[start Data extract]
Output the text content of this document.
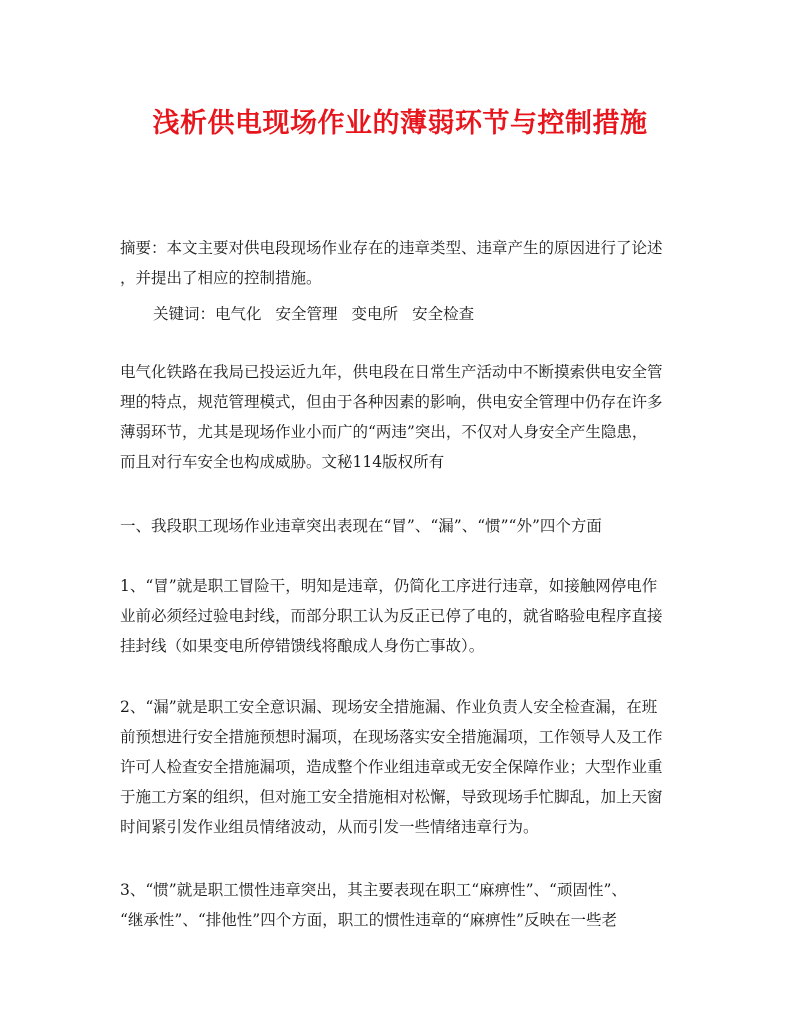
浅析供电现场作业的薄弱环节与控制措施

摘要：本文主要对供电段现场作业存在的违章类型、违章产生的原因进行了论述
，并提出了相应的控制措施。

关键词：电气化 安全管理 变电所 安全检查

电气化铁路在我局已投运近九年，供电段在日常生产活动中不断摸索供电安全管
理的特点，规范管理模式，但由于各种因素的影响，供电安全管理中仍存在许多
薄弱环节，尤其是现场作业小而广的“两违”突出，不仅对人身安全产生隐患，
而且对行车安全也构成威胁。文秘114版权所有

一、我段职工现场作业违章突出表现在“冒”、“漏”、“惯”“外”四个方面

1、“冒”就是职工冒险干，明知是违章，仍简化工序进行违章，如接触网停电作
业前必须经过验电封线，而部分职工认为反正已停了电的，就省略验电程序直接
挂封线（如果变电所停错馈线将酿成人身伤亡事故）。

2、“漏”就是职工安全意识漏、现场安全措施漏、作业负责人安全检查漏，在班
前预想进行安全措施预想时漏项，在现场落实安全措施漏项，工作领导人及工作
许可人检查安全措施漏项，造成整个作业组违章或无安全保障作业；大型作业重
于施工方案的组织，但对施工安全措施相对松懈，导致现场手忙脚乱，加上天窗
时间紧引发作业组员情绪波动，从而引发一些情绪违章行为。

3、“惯”就是职工惯性违章突出，其主要表现在职工“麻痹性”、“顽固性”、
“继承性”、“排他性”四个方面，职工的惯性违章的“麻痹性”反映在一些老
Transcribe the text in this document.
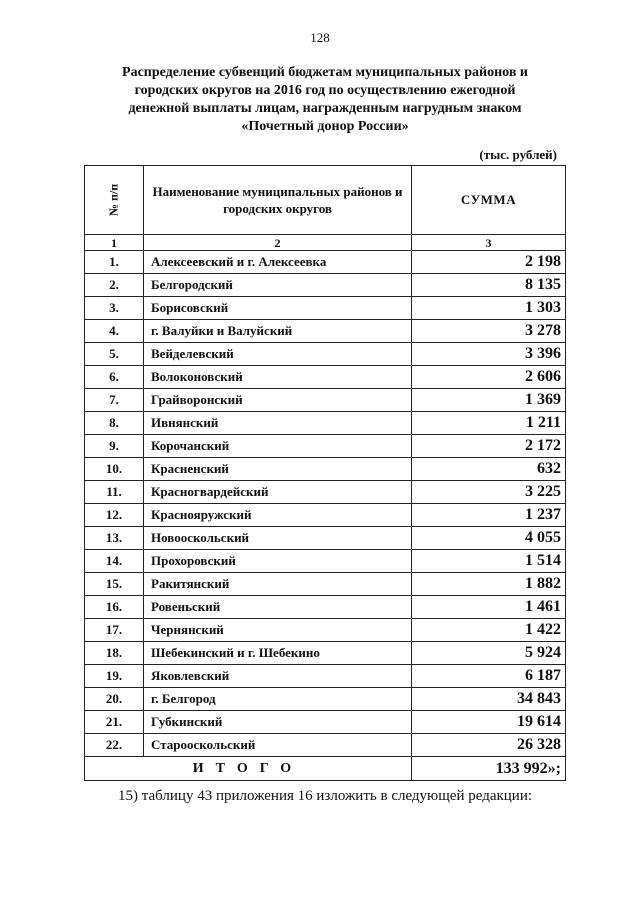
128
Распределение субвенций бюджетам муниципальных районов и
городских округов на 2016 год по осуществлению ежегодной
денежной выплаты лицам, награжденным нагрудным знаком
«Почетный донор России»
(тыс. рублей)
№ п/п	Наименование муниципальных районов и городских округов	СУММА
1	2	3
1.	Алексеевский и г. Алексеевка	2 198
2.	Белгородский	8 135
3.	Борисовский	1 303
4.	г. Валуйки и Валуйский	3 278
5.	Вейделевский	3 396
6.	Волоконовский	2 606
7.	Грайворонский	1 369
8.	Ивнянский	1 211
9.	Корочанский	2 172
10.	Красненский	632
11.	Красногвардейский	3 225
12.	Краснояружский	1 237
13.	Новооскольский	4 055
14.	Прохоровский	1 514
15.	Ракитянский	1 882
16.	Ровеньский	1 461
17.	Чернянский	1 422
18.	Шебекинский и г. Шебекино	5 924
19.	Яковлевский	6 187
20.	г. Белгород	34 843
21.	Губкинский	19 614
22.	Старооскольский	26 328
ИТОГО		133 992»;
15) таблицу 43 приложения 16 изложить в следующей редакции:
[end Data extract]
Goal of the exercise |
Go through the entries above and print each one exactly, minus the pictures.

Written answer |
Output the text content of this document.
浅析供电现场作业的薄弱环节与控制措施

摘要：本文主要对供电段现场作业存在的违章类型、违章产生的原因进行了论述
，并提出了相应的控制措施。

关键词：电气化 安全管理 变电所 安全检查

电气化铁路在我局已投运近九年，供电段在日常生产活动中不断摸索供电安全管
理的特点，规范管理模式，但由于各种因素的影响，供电安全管理中仍存在许多
薄弱环节，尤其是现场作业小而广的“两违”突出，不仅对人身安全产生隐患，
而且对行车安全也构成威胁。文秘114版权所有

一、我段职工现场作业违章突出表现在“冒”、“漏”、“惯”“外”四个方面

1、“冒”就是职工冒险干，明知是违章，仍简化工序进行违章，如接触网停电作
业前必须经过验电封线，而部分职工认为反正已停了电的，就省略验电程序直接
挂封线（如果变电所停错馈线将酿成人身伤亡事故）。

2、“漏”就是职工安全意识漏、现场安全措施漏、作业负责人安全检查漏，在班
前预想进行安全措施预想时漏项，在现场落实安全措施漏项，工作领导人及工作
许可人检查安全措施漏项，造成整个作业组违章或无安全保障作业；大型作业重
于施工方案的组织，但对施工安全措施相对松懈，导致现场手忙脚乱，加上天窗
时间紧引发作业组员情绪波动，从而引发一些情绪违章行为。

3、“惯”就是职工惯性违章突出，其主要表现在职工“麻痹性”、“顽固性”、
“继承性”、“排他性”四个方面，职工的惯性违章的“麻痹性”反映在一些老
Transcribe the text in this document.
128
Распределение субвенций бюджетам муниципальных районов и
городских округов на 2016 год по осуществлению ежегодной
денежной выплаты лицам, награжденным нагрудным знаком
«Почетный донор России»
(тыс. рублей)
№ п/п	Наименование муниципальных районов и городских округов	СУММА
1	2	3
1.	Алексеевский и г. Алексеевка	2 198
2.	Белгородский	8 135
3.	Борисовский	1 303
4.	г. Валуйки и Валуйский	3 278
5.	Вейделевский	3 396
6.	Волоконовский	2 606
7.	Грайворонский	1 369
8.	Ивнянский	1 211
9.	Корочанский	2 172
10.	Красненский	632
11.	Красногвардейский	3 225
12.	Краснояружский	1 237
13.	Новооскольский	4 055
14.	Прохоровский	1 514
15.	Ракитянский	1 882
16.	Ровеньский	1 461
17.	Чернянский	1 422
18.	Шебекинский и г. Шебекино	5 924
19.	Яковлевский	6 187
20.	г. Белгород	34 843
21.	Губкинский	19 614
22.	Старооскольский	26 328
ИТОГО		133 992»;
15) таблицу 43 приложения 16 изложить в следующей редакции:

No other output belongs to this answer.